Requirement -
Your task is to repeat the entries exactly. Leave the pictures out.

____________________

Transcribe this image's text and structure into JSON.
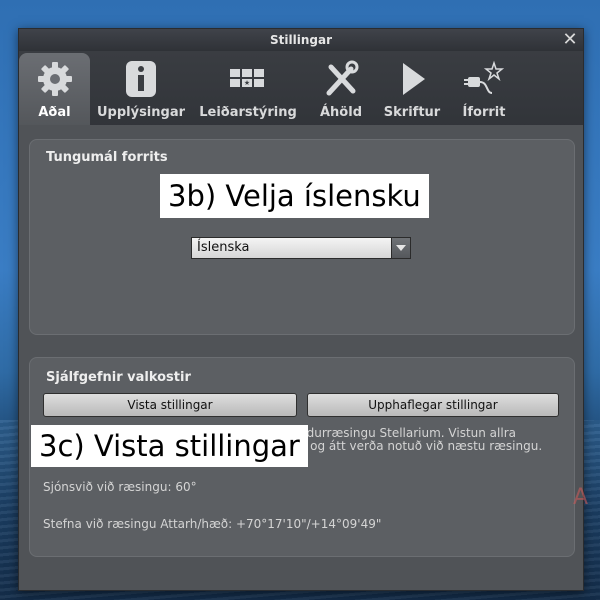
{
  "window": {
    "title": "Stillingar"
  },
  "toolbar": {
    "tabs": [
      {
        "label": "Aðal",
        "icon": "gear-icon",
        "active": true
      },
      {
        "label": "Upplýsingar",
        "icon": "info-icon",
        "active": false
      },
      {
        "label": "Leiðarstýring",
        "icon": "keyboard-icon",
        "active": false
      },
      {
        "label": "Áhöld",
        "icon": "tools-icon",
        "active": false
      },
      {
        "label": "Skriftur",
        "icon": "play-icon",
        "active": false
      },
      {
        "label": "Íforrit",
        "icon": "plugin-icon",
        "active": false
      }
    ]
  },
  "language_group": {
    "title": "Tungumál forrits",
    "select_value": "Íslenska"
  },
  "defaults_group": {
    "title": "Sjálfgefnir valkostir",
    "save_button": "Vista stillingar",
    "restore_button": "Upphaflegar stillingar",
    "info_line1": "ndurræsingu Stellarium. Vistun allra",
    "info_line2": "ð og átt verða notuð við næstu ræsingu.",
    "fov_text": "Sjónsvið við ræsingu: 60°",
    "direction_text": "Stefna við ræsingu Attarh/hæð: +70°17'10\"/+14°09'49\""
  },
  "annotations": {
    "step_3b": "3b) Velja íslensku",
    "step_3c": "3c) Vista stillingar"
  },
  "colors": {
    "sky": "#3a7dc4",
    "dialog_bg": "#505357",
    "group_bg": "#5c5f63"
  }
}
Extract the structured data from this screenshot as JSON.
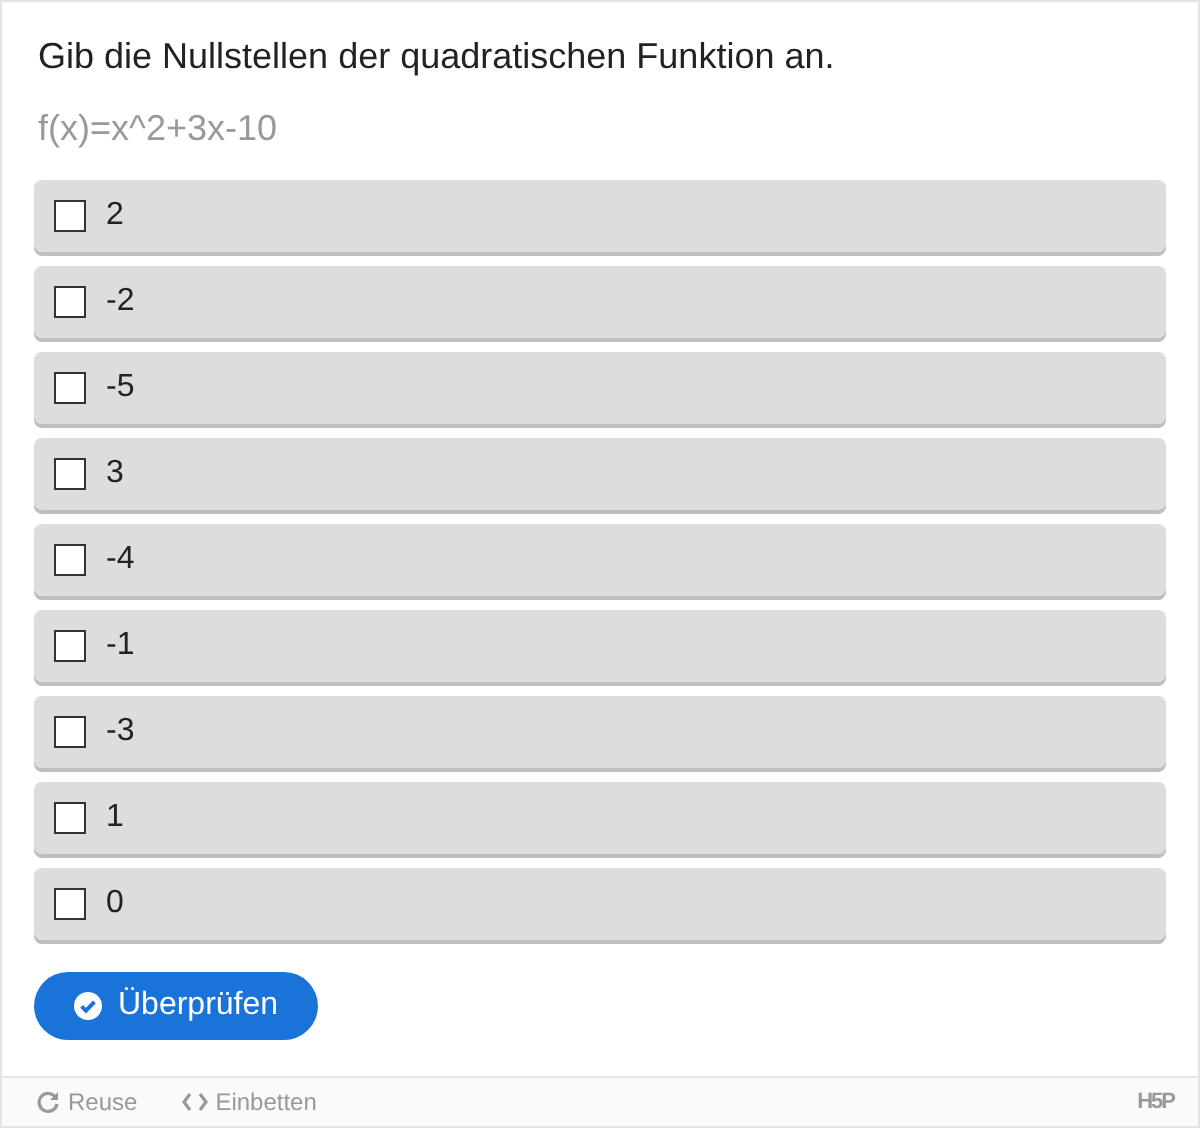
{
  "question": "Gib die Nullstellen der quadratischen Funktion an.",
  "formula": "f(x)=x^2+3x-10",
  "options": [
    {
      "label": "2",
      "checked": false
    },
    {
      "label": "-2",
      "checked": false
    },
    {
      "label": "-5",
      "checked": false
    },
    {
      "label": "3",
      "checked": false
    },
    {
      "label": "-4",
      "checked": false
    },
    {
      "label": "-1",
      "checked": false
    },
    {
      "label": "-3",
      "checked": false
    },
    {
      "label": "1",
      "checked": false
    },
    {
      "label": "0",
      "checked": false
    }
  ],
  "check_button": "Überprüfen",
  "footer": {
    "links": [
      {
        "kind": "reuse",
        "label": "Reuse"
      },
      {
        "kind": "embed",
        "label": "Einbetten"
      }
    ],
    "logo": "H5P"
  }
}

____________________

Complete output -
Transcribe this image's text and structure into JSON.
{
  "window": {
    "title": "Stillingar"
  },
  "toolbar": {
    "tabs": [
      {
        "label": "Aðal",
        "icon": "gear-icon",
        "active": true
      },
      {
        "label": "Upplýsingar",
        "icon": "info-icon",
        "active": false
      },
      {
        "label": "Leiðarstýring",
        "icon": "keyboard-icon",
        "active": false
      },
      {
        "label": "Áhöld",
        "icon": "tools-icon",
        "active": false
      },
      {
        "label": "Skriftur",
        "icon": "play-icon",
        "active": false
      },
      {
        "label": "Íforrit",
        "icon": "plugin-icon",
        "active": false
      }
    ]
  },
  "language_group": {
    "title": "Tungumál forrits",
    "select_value": "Íslenska"
  },
  "defaults_group": {
    "title": "Sjálfgefnir valkostir",
    "save_button": "Vista stillingar",
    "restore_button": "Upphaflegar stillingar",
    "info_line1": "ndurræsingu Stellarium. Vistun allra",
    "info_line2": "ð og átt verða notuð við næstu ræsingu.",
    "fov_text": "Sjónsvið við ræsingu: 60°",
    "direction_text": "Stefna við ræsingu Attarh/hæð: +70°17'10\"/+14°09'49\""
  },
  "annotations": {
    "step_3b": "3b) Velja íslensku",
    "step_3c": "3c) Vista stillingar"
  },
  "colors": {
    "sky": "#3a7dc4",
    "dialog_bg": "#505357",
    "group_bg": "#5c5f63"
  }
}
Extract the structured data from this screenshot as JSON.
{
  "question": "Gib die Nullstellen der quadratischen Funktion an.",
  "formula": "f(x)=x^2+3x-10",
  "options": [
    {
      "label": "2",
      "checked": false
    },
    {
      "label": "-2",
      "checked": false
    },
    {
      "label": "-5",
      "checked": false
    },
    {
      "label": "3",
      "checked": false
    },
    {
      "label": "-4",
      "checked": false
    },
    {
      "label": "-1",
      "checked": false
    },
    {
      "label": "-3",
      "checked": false
    },
    {
      "label": "1",
      "checked": false
    },
    {
      "label": "0",
      "checked": false
    }
  ],
  "check_button": "Überprüfen",
  "footer": {
    "links": [
      {
        "kind": "reuse",
        "label": "Reuse"
      },
      {
        "kind": "embed",
        "label": "Einbetten"
      }
    ],
    "logo": "H5P"
  }
}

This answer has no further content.